**The exercise**
Wherever the string "label" appears in a line, extract that line.

(Entries with figure data)

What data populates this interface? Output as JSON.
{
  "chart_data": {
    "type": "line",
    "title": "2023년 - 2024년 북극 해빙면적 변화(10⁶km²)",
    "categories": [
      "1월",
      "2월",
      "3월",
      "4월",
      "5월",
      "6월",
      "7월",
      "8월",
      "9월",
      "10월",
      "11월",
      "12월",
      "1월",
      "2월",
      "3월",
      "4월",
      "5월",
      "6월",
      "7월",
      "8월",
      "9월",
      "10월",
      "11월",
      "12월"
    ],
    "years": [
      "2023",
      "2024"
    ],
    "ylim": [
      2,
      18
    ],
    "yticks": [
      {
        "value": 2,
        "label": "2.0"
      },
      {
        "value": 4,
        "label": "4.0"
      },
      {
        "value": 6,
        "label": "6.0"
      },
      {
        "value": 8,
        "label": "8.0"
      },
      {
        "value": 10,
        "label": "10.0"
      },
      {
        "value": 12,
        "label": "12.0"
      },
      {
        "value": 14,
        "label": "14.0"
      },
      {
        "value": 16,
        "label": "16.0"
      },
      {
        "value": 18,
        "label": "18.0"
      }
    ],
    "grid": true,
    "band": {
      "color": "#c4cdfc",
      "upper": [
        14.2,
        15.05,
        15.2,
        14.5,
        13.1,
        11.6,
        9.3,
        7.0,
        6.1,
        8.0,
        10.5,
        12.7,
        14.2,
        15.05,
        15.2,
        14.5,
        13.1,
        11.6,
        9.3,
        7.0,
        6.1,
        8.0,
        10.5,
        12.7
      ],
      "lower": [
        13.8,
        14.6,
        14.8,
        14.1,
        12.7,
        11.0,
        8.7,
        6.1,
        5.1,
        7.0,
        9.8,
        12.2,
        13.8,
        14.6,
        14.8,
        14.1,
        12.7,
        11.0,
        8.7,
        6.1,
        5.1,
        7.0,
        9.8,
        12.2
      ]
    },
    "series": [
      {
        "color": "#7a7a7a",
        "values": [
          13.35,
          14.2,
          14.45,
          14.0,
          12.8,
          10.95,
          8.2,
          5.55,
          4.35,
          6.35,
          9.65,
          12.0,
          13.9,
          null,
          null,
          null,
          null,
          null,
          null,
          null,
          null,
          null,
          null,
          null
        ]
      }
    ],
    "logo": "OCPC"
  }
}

**Result below**
        "label": "2.0"
        "label": "4.0"
        "label": "6.0"
        "label": "8.0"
        "label": "10.0"
        "label": "12.0"
        "label": "14.0"
        "label": "16.0"
        "label": "18.0"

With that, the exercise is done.